● **Requirements**
Make an exact copy of all the entries below, with the pictures left out.

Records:

==================================================

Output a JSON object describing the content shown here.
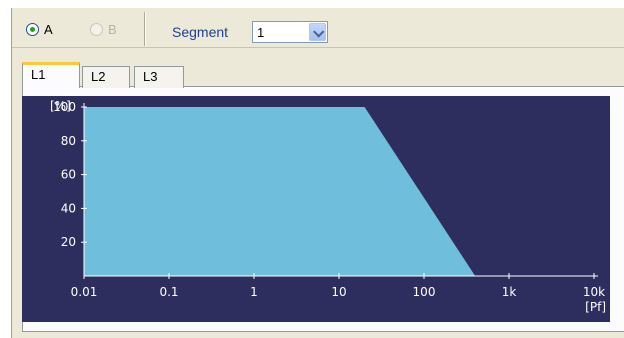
{
  "toolbar": {
    "radio_a": {
      "label": "A",
      "checked": true
    },
    "radio_b": {
      "label": "B",
      "disabled": true
    },
    "segment_label": "Segment",
    "segment_value": "1"
  },
  "tabs": [
    {
      "label": "L1",
      "active": true
    },
    {
      "label": "L2",
      "active": false
    },
    {
      "label": "L3",
      "active": false
    }
  ],
  "chart_data": {
    "type": "area",
    "x_scale": "log",
    "xlim": [
      0.01,
      10000
    ],
    "ylim": [
      0,
      100
    ],
    "xlabel": "[Pf]",
    "ylabel": "[%]",
    "x_ticks": [
      {
        "value": 0.01,
        "label": "0.01"
      },
      {
        "value": 0.1,
        "label": "0.1"
      },
      {
        "value": 1,
        "label": "1"
      },
      {
        "value": 10,
        "label": "10"
      },
      {
        "value": 100,
        "label": "100"
      },
      {
        "value": 1000,
        "label": "1k"
      },
      {
        "value": 10000,
        "label": "10k"
      }
    ],
    "y_ticks": [
      20,
      40,
      60,
      80,
      100
    ],
    "series": [
      {
        "x": [
          0.01,
          20,
          400
        ],
        "y": [
          100,
          100,
          0
        ]
      }
    ],
    "colors": {
      "background": "#2e2e5e",
      "fill": "#6fbfdc",
      "axis": "#ffffff"
    }
  }
}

==================================================

● **Worked solution**
Output a JSON object describing the content shown here.
{
  "toolbar": {
    "radio_a": {
      "label": "A",
      "checked": true
    },
    "radio_b": {
      "label": "B",
      "disabled": true
    },
    "segment_label": "Segment",
    "segment_value": "1"
  },
  "tabs": [
    {
      "label": "L1",
      "active": true
    },
    {
      "label": "L2",
      "active": false
    },
    {
      "label": "L3",
      "active": false
    }
  ],
  "chart_data": {
    "type": "area",
    "x_scale": "log",
    "xlim": [
      0.01,
      10000
    ],
    "ylim": [
      0,
      100
    ],
    "xlabel": "[Pf]",
    "ylabel": "[%]",
    "x_ticks": [
      {
        "value": 0.01,
        "label": "0.01"
      },
      {
        "value": 0.1,
        "label": "0.1"
      },
      {
        "value": 1,
        "label": "1"
      },
      {
        "value": 10,
        "label": "10"
      },
      {
        "value": 100,
        "label": "100"
      },
      {
        "value": 1000,
        "label": "1k"
      },
      {
        "value": 10000,
        "label": "10k"
      }
    ],
    "y_ticks": [
      20,
      40,
      60,
      80,
      100
    ],
    "series": [
      {
        "x": [
          0.01,
          20,
          400
        ],
        "y": [
          100,
          100,
          0
        ]
      }
    ],
    "colors": {
      "background": "#2e2e5e",
      "fill": "#6fbfdc",
      "axis": "#ffffff"
    }
  }
}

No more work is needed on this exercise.